(Stored data)
________________________________________

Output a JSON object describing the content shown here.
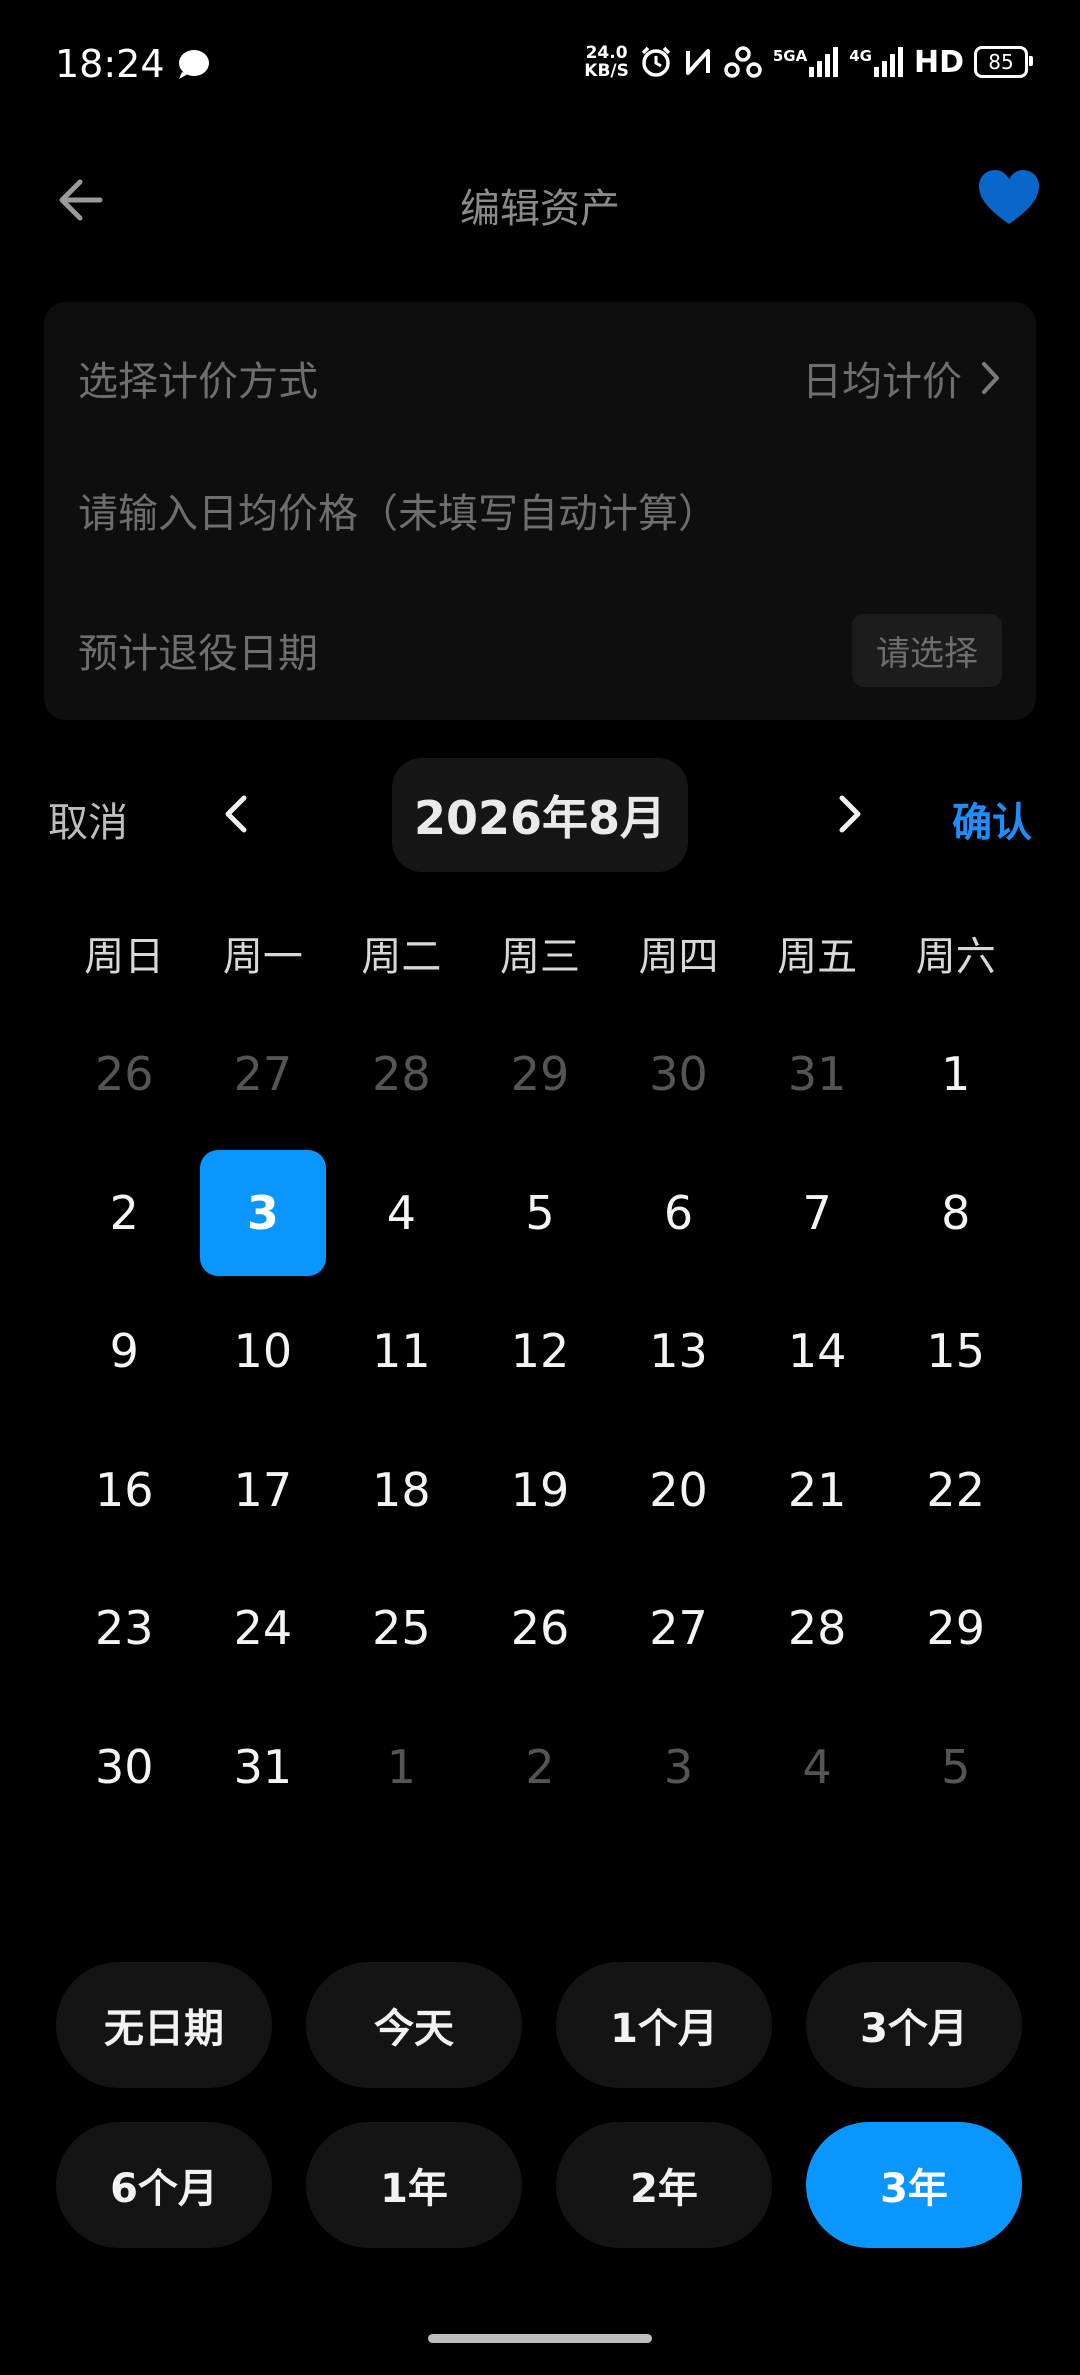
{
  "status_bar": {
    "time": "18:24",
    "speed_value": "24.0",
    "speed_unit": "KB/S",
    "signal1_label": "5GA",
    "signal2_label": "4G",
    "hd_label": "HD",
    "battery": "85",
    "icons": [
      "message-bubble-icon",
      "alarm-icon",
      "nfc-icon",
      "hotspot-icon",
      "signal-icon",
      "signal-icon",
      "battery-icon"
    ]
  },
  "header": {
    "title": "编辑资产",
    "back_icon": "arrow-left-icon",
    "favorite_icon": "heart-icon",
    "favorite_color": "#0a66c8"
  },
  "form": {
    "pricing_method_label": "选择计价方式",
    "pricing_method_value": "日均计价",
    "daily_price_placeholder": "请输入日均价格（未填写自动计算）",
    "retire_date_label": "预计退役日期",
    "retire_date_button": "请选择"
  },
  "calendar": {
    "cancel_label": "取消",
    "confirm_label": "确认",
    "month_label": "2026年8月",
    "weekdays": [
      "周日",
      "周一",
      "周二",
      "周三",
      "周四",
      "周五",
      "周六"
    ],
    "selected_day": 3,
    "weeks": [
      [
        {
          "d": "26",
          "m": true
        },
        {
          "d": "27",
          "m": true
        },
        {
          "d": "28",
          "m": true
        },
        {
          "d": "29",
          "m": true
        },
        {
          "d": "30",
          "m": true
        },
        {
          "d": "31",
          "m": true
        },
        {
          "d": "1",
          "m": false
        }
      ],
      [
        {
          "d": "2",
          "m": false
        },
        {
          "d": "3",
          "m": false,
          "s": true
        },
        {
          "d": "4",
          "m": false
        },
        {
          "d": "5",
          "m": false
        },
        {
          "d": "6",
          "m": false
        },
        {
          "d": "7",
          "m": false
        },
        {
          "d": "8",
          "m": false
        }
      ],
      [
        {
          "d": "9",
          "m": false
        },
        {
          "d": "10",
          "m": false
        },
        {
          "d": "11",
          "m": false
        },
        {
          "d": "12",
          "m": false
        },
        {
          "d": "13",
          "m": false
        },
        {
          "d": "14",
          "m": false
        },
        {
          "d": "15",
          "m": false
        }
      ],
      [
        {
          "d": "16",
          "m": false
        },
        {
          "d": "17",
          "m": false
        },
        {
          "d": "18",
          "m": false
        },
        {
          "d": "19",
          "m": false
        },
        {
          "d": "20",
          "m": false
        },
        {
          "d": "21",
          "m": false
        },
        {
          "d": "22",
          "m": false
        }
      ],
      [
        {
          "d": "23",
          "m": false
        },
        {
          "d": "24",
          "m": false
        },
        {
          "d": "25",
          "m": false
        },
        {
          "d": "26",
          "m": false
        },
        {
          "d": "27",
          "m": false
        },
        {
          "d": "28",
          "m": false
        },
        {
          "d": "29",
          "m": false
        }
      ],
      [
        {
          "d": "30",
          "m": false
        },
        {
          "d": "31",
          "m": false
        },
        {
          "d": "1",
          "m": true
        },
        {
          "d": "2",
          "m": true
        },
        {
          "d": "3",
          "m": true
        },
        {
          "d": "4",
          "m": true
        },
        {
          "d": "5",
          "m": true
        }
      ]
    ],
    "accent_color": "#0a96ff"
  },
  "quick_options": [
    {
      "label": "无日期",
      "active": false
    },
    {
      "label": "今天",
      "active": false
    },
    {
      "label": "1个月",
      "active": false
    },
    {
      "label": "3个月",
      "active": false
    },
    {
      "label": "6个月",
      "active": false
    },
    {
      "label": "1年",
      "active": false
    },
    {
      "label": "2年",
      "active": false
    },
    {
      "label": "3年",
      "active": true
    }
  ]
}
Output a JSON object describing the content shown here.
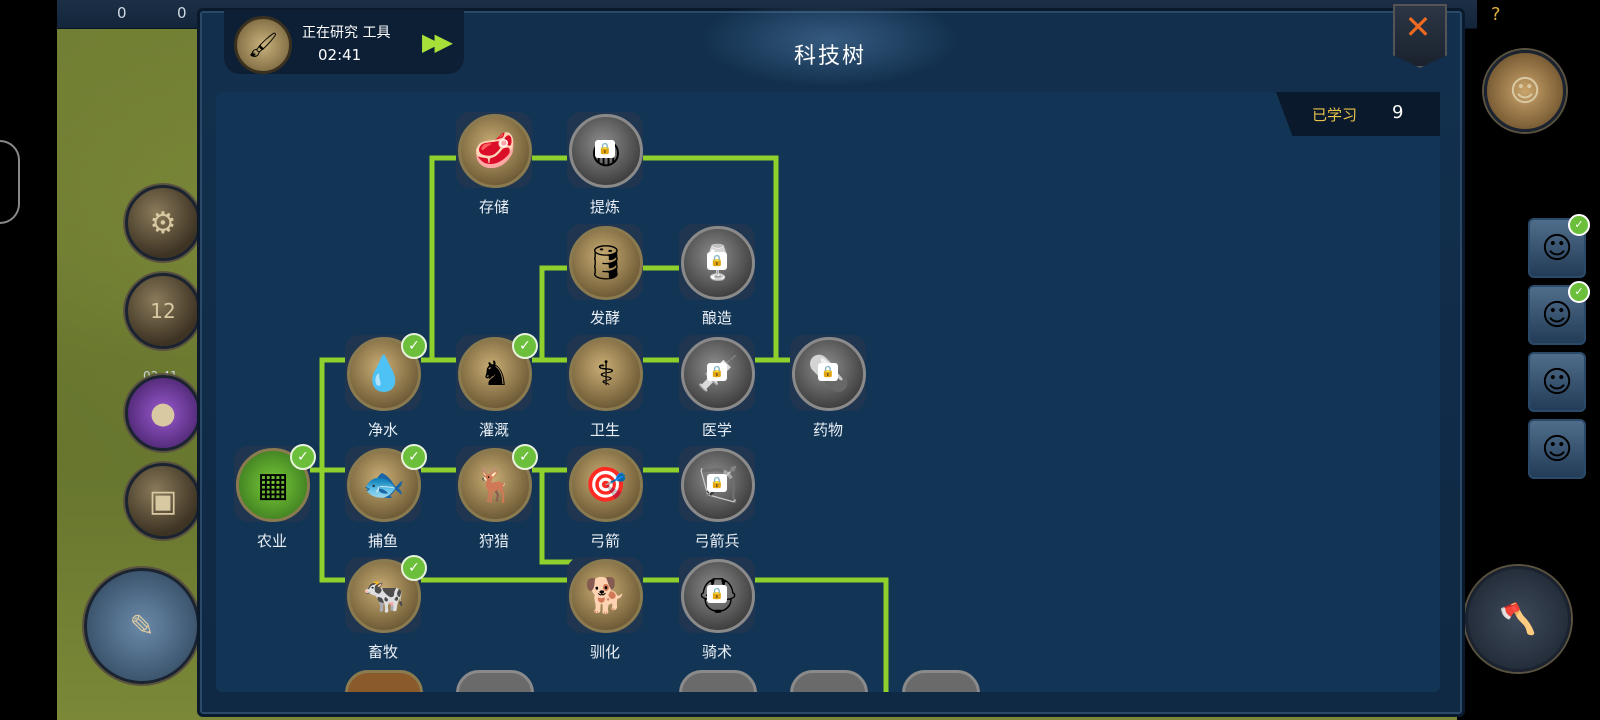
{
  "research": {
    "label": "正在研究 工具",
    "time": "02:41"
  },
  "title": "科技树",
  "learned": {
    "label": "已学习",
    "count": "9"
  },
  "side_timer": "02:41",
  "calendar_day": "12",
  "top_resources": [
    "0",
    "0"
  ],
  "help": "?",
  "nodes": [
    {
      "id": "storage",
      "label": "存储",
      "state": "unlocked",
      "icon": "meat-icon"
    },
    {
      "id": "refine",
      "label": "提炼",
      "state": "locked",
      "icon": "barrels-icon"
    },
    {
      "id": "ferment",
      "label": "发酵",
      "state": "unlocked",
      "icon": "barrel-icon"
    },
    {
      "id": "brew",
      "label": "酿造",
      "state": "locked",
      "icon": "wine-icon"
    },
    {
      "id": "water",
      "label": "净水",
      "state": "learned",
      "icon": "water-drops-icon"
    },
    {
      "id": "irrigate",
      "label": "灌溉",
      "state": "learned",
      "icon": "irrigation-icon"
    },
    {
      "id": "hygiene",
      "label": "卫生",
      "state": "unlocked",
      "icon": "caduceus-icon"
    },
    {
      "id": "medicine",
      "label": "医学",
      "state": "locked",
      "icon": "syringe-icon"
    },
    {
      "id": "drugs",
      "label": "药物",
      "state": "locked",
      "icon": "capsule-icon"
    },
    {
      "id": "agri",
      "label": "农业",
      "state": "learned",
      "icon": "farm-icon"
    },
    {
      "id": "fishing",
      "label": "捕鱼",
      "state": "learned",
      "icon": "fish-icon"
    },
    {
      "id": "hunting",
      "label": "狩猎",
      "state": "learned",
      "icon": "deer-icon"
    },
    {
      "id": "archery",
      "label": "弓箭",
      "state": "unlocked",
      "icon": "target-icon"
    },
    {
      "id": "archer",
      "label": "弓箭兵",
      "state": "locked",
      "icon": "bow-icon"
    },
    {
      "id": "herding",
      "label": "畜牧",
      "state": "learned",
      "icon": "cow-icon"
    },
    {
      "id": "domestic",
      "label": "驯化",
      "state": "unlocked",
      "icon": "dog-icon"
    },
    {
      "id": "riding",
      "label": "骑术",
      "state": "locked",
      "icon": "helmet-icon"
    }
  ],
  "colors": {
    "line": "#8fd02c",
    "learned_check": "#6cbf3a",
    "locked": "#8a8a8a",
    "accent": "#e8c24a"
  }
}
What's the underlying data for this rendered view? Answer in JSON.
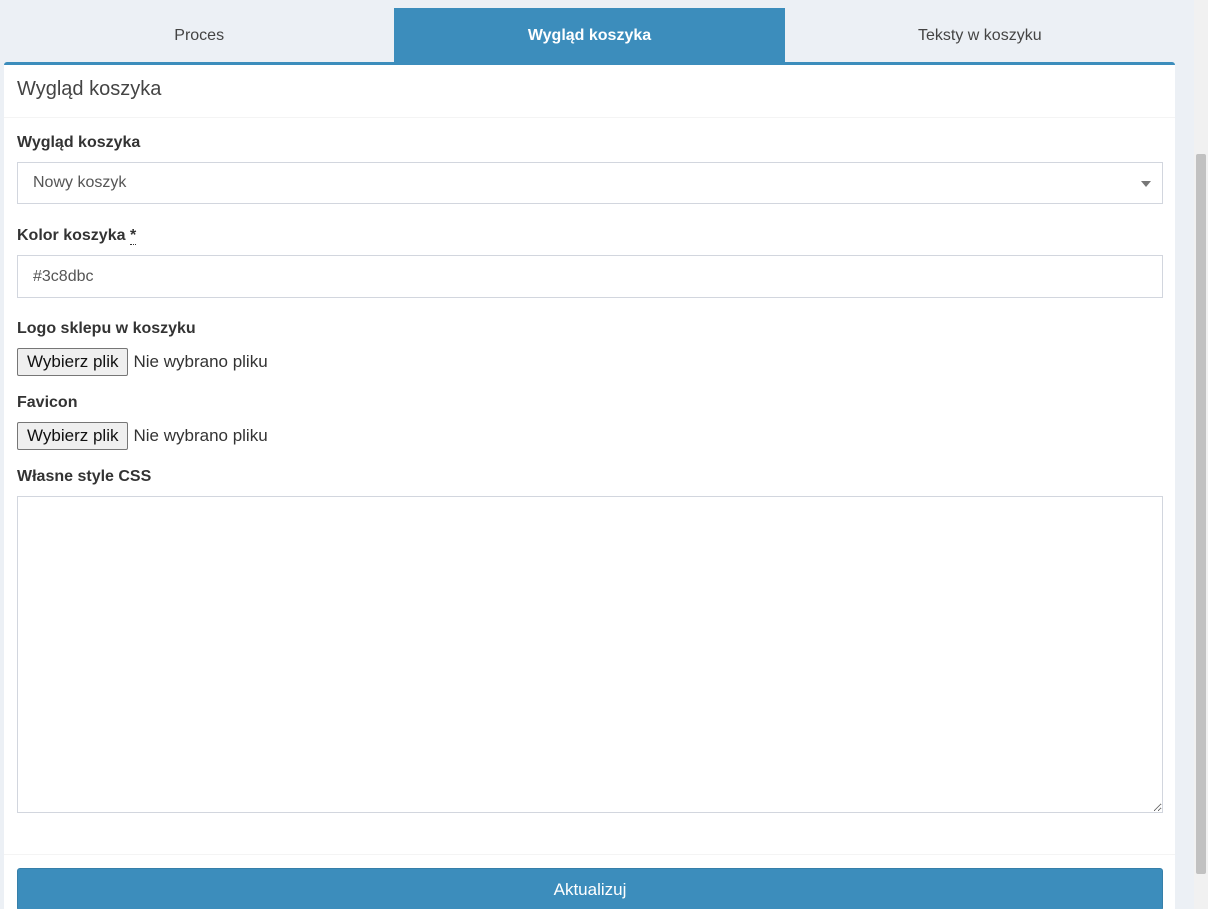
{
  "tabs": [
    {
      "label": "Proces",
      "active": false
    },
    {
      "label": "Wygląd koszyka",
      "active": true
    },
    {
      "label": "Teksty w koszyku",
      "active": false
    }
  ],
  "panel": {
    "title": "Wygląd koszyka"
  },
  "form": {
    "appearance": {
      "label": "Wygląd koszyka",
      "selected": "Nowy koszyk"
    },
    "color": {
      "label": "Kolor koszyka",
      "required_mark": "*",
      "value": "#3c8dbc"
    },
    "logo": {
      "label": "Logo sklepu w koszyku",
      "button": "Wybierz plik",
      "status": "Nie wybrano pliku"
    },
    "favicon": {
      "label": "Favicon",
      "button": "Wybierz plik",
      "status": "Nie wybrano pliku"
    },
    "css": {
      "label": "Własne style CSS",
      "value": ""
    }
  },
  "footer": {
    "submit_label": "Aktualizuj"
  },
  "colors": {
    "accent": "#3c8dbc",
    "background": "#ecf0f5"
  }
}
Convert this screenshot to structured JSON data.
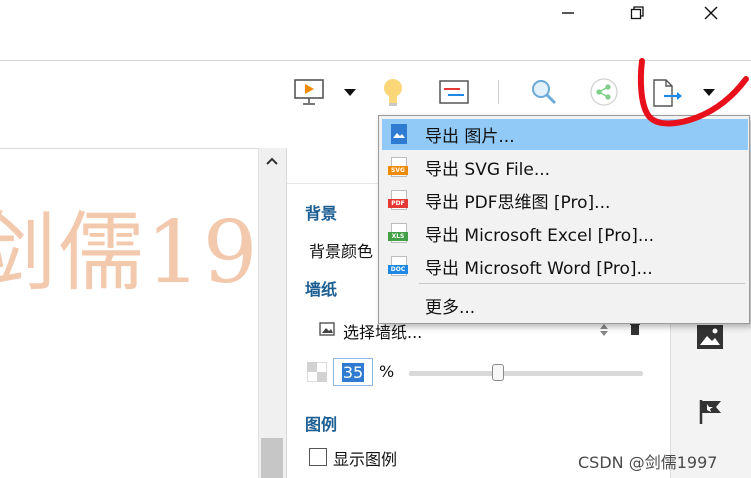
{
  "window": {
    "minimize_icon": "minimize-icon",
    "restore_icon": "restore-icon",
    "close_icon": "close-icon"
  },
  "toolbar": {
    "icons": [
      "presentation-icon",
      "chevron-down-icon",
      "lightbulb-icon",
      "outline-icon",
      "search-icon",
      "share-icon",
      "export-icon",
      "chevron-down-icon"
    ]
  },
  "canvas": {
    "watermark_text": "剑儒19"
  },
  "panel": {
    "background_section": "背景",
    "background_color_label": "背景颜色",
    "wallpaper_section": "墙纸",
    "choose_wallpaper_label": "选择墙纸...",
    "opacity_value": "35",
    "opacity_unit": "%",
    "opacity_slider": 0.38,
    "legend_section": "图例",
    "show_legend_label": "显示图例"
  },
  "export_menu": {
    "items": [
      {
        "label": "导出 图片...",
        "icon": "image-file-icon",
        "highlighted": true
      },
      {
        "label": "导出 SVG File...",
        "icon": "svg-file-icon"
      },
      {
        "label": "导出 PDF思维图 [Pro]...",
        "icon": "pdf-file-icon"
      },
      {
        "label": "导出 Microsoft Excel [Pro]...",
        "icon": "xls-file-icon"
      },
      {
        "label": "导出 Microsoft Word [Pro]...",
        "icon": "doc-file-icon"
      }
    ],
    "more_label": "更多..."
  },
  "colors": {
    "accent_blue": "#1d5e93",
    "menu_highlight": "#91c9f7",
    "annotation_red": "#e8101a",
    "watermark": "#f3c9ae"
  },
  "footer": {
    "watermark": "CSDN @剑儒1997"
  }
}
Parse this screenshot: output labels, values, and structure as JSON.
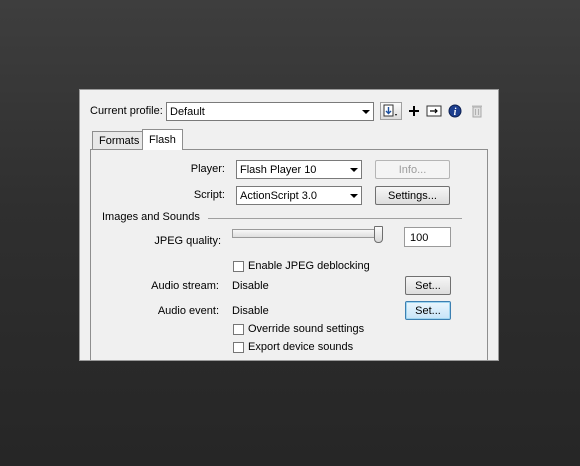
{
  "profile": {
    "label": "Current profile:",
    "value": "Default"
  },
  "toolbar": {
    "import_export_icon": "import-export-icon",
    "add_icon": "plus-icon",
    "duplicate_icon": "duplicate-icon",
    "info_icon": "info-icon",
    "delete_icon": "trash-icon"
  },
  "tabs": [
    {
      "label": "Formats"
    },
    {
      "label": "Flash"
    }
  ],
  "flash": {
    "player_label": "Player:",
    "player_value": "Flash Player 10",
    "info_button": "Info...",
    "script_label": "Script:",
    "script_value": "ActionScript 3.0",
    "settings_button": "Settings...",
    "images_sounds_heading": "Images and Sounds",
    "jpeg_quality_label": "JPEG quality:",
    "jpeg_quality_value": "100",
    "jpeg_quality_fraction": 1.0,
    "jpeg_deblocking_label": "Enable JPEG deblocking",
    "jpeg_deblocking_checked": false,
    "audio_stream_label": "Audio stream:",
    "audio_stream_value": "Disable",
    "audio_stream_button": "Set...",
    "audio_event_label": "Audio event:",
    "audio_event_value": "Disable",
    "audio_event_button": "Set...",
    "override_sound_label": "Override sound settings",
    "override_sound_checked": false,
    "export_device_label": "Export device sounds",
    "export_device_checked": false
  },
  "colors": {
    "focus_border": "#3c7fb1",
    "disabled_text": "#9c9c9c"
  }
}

________________________________________

Exercise goal = Write out exactly, and nothing more than, the lines of the entries above from the line containing "Parse this screenshot: output" through the final line; omit any pictures.

Correct response =
Parse this screenshot: output labels, values, and structure as JSON.
{
  "profile": {
    "label": "Current profile:",
    "value": "Default"
  },
  "toolbar": {
    "import_export_icon": "import-export-icon",
    "add_icon": "plus-icon",
    "duplicate_icon": "duplicate-icon",
    "info_icon": "info-icon",
    "delete_icon": "trash-icon"
  },
  "tabs": [
    {
      "label": "Formats"
    },
    {
      "label": "Flash"
    }
  ],
  "flash": {
    "player_label": "Player:",
    "player_value": "Flash Player 10",
    "info_button": "Info...",
    "script_label": "Script:",
    "script_value": "ActionScript 3.0",
    "settings_button": "Settings...",
    "images_sounds_heading": "Images and Sounds",
    "jpeg_quality_label": "JPEG quality:",
    "jpeg_quality_value": "100",
    "jpeg_quality_fraction": 1.0,
    "jpeg_deblocking_label": "Enable JPEG deblocking",
    "jpeg_deblocking_checked": false,
    "audio_stream_label": "Audio stream:",
    "audio_stream_value": "Disable",
    "audio_stream_button": "Set...",
    "audio_event_label": "Audio event:",
    "audio_event_value": "Disable",
    "audio_event_button": "Set...",
    "override_sound_label": "Override sound settings",
    "override_sound_checked": false,
    "export_device_label": "Export device sounds",
    "export_device_checked": false
  },
  "colors": {
    "focus_border": "#3c7fb1",
    "disabled_text": "#9c9c9c"
  }
}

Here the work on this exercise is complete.